▶ **TASK**
Quote every line as written. Omit pictures.

--- start DATA PROVIDED ---

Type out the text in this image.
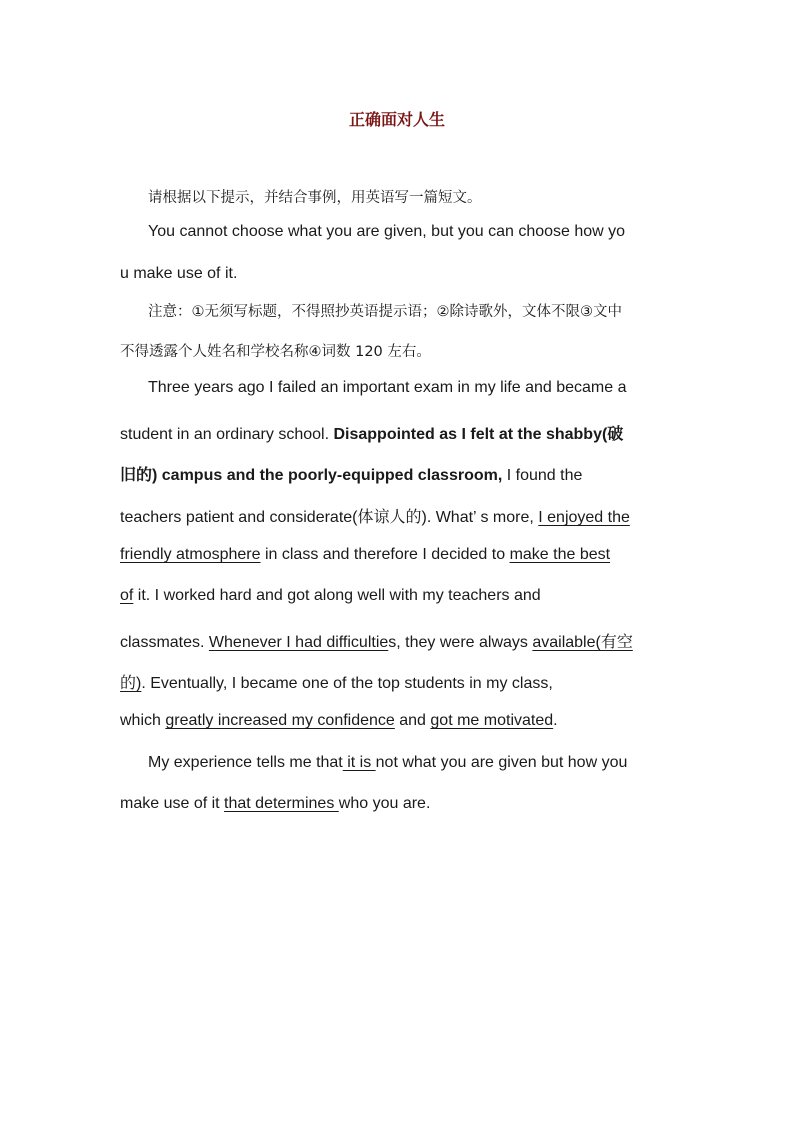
正确面对人生
请根据以下提示，并结合事例，用英语写一篇短文。
You cannot choose what you are given, but you can choose how yo
u make use of it.
注意：①无须写标题，不得照抄英语提示语；②除诗歌外，文体不限③文中
不得透露个人姓名和学校名称④词数 120 左右。
Three years ago I failed an important exam in my life and became a
student in an ordinary school. Disappointed as I felt at the shabby(破
旧的) campus and the poorly-equipped classroom, I found the
teachers patient and considerate(体谅人的). What’ s more, I enjoyed the
friendly atmosphere in class and therefore I decided to make the best
of it. I worked hard and got along well with my teachers and
classmates. Whenever I had difficulties, they were always available(有空
的). Eventually, I became one of the top students in my class,
which greatly increased my confidence and got me motivated.
My experience tells me that it is not what you are given but how you
make use of it that determines who you are.
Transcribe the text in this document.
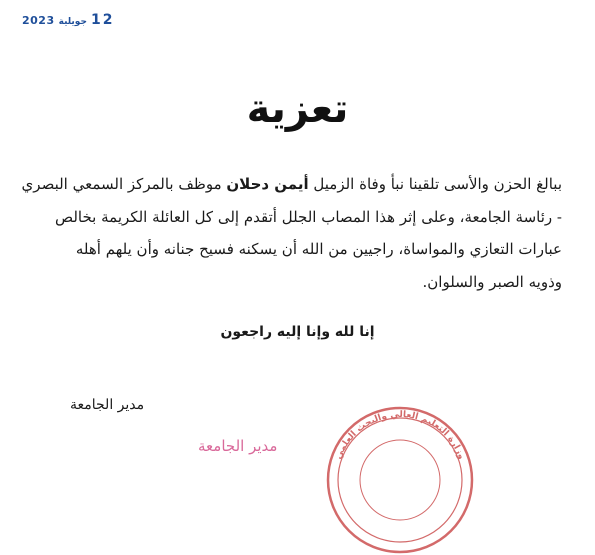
2023 جويلية 12
تعزية
ببالغ الحزن والأسى تلقينا نبأ وفاة الزميل أيمن دحلان موظف بالمركز السمعي البصري
- رئاسة الجامعة، وعلى إثر هذا المصاب الجلل أتقدم إلى كل العائلة الكريمة بخالص
عبارات التعازي والمواساة، راجيين من الله أن يسكنه فسيح جنانه وأن يلهم أهله
وذويه الصبر والسلوان.
إنا لله وإنا إليه راجعون
مدير الجامعة
مدير الجامعة	وزارة التعليم العالي والبحث العلمي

--- end DATA PROVIDED ---

▶ **REPLY TO THE EXERCISE**
Type out the text in this image.
正确面对人生
请根据以下提示，并结合事例，用英语写一篇短文。
You cannot choose what you are given, but you can choose how yo
u make use of it.
注意：①无须写标题，不得照抄英语提示语；②除诗歌外，文体不限③文中
不得透露个人姓名和学校名称④词数 120 左右。
Three years ago I failed an important exam in my life and became a
student in an ordinary school. Disappointed as I felt at the shabby(破
旧的) campus and the poorly-equipped classroom, I found the
teachers patient and considerate(体谅人的). What’ s more, I enjoyed the
friendly atmosphere in class and therefore I decided to make the best
of it. I worked hard and got along well with my teachers and
classmates. Whenever I had difficulties, they were always available(有空
的). Eventually, I became one of the top students in my class,
which greatly increased my confidence and got me motivated.
My experience tells me that it is not what you are given but how you
make use of it that determines who you are.
Transcribe the text in this document.
2023 جويلية 12
تعزية
ببالغ الحزن والأسى تلقينا نبأ وفاة الزميل أيمن دحلان موظف بالمركز السمعي البصري
- رئاسة الجامعة، وعلى إثر هذا المصاب الجلل أتقدم إلى كل العائلة الكريمة بخالص
عبارات التعازي والمواساة، راجيين من الله أن يسكنه فسيح جنانه وأن يلهم أهله
وذويه الصبر والسلوان.
إنا لله وإنا إليه راجعون
مدير الجامعة
مدير الجامعة	وزارة التعليم العالي والبحث العلمي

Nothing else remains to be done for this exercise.